§ WRITTEN REQUEST:
Each line in the entries below that holds the string "unemployment" is to be listed.

Records from a dataset
= = = = = = =

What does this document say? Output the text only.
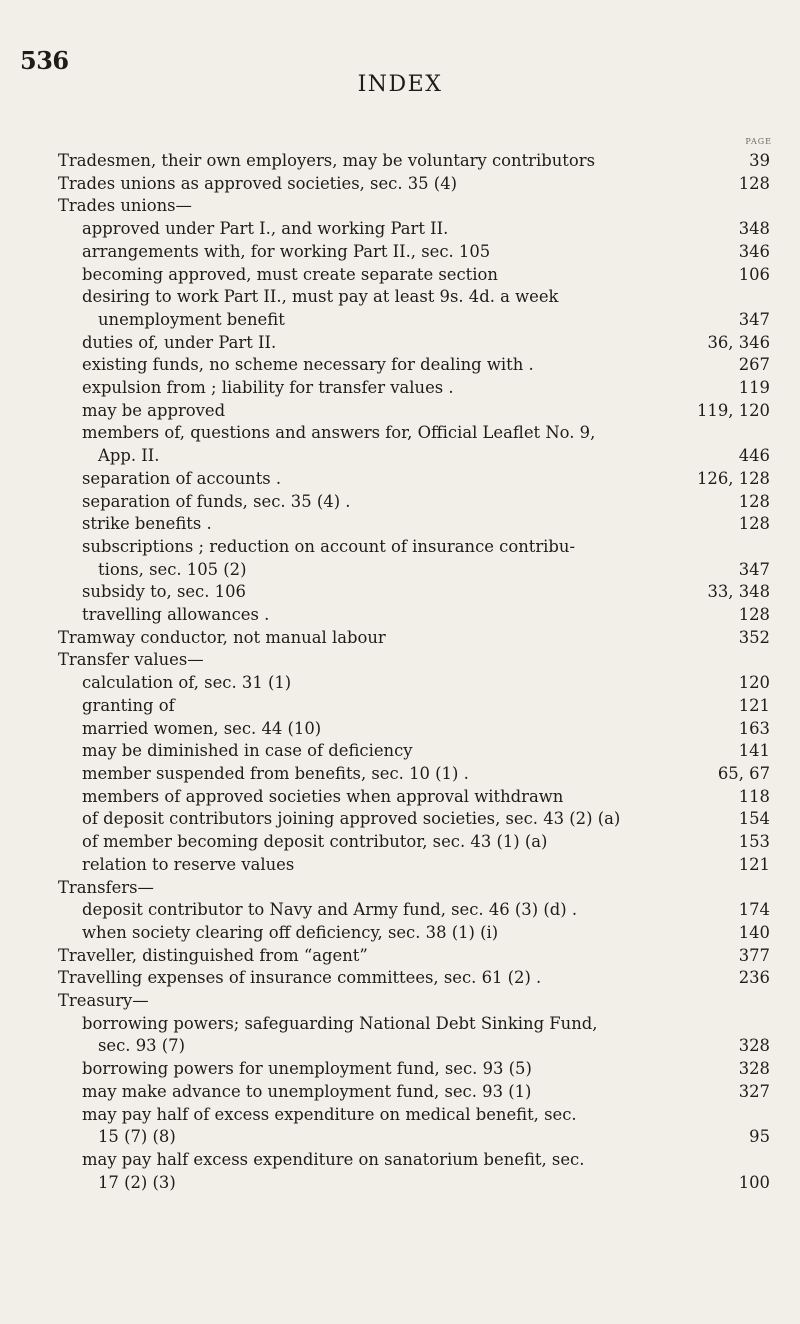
536
INDEX
PAGE
Tradesmen, their own employers, may be voluntary contributors	39
Trades unions as approved societies, sec. 35 (4)	128
Trades unions—
approved under Part I., and working Part II.	348
arrangements with, for working Part II., sec. 105	346
becoming approved, must create separate section	106
desiring to work Part II., must pay at least 9s. 4d. a week
unemployment benefit	347
duties of, under Part II.	36, 346
existing funds, no scheme necessary for dealing with .	267
expulsion from ; liability for transfer values .	119
may be approved	119, 120
members of, questions and answers for, Official Leaflet No. 9,
App. II.	446
separation of accounts .	126, 128
separation of funds, sec. 35 (4) .	128
strike benefits .	128
subscriptions ; reduction on account of insurance contribu-
tions, sec. 105 (2)	347
subsidy to, sec. 106	33, 348
travelling allowances .	128
Tramway conductor, not manual labour	352
Transfer values—
calculation of, sec. 31 (1)	120
granting of	121
married women, sec. 44 (10)	163
may be diminished in case of deficiency	141
member suspended from benefits, sec. 10 (1) .	65, 67
members of approved societies when approval withdrawn	118
of deposit contributors joining approved societies, sec. 43 (2) (a)	154
of member becoming deposit contributor, sec. 43 (1) (a)	153
relation to reserve values	121
Transfers—
deposit contributor to Navy and Army fund, sec. 46 (3) (d) .	174
when society clearing off deficiency, sec. 38 (1) (i)	140
Traveller, distinguished from “agent”	377
Travelling expenses of insurance committees, sec. 61 (2) .	236
Treasury—
borrowing powers; safeguarding National Debt Sinking Fund,
sec. 93 (7)	328
borrowing powers for unemployment fund, sec. 93 (5)	328
may make advance to unemployment fund, sec. 93 (1)	327
may pay half of excess expenditure on medical benefit, sec.
15 (7) (8)	95
may pay half excess expenditure on sanatorium benefit, sec.
17 (2) (3)	100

= = = = = = =

§ OUTPUT OF THE TASK:
unemployment benefit	347
borrowing powers for unemployment fund, sec. 93 (5)	328
may make advance to unemployment fund, sec. 93 (1)	327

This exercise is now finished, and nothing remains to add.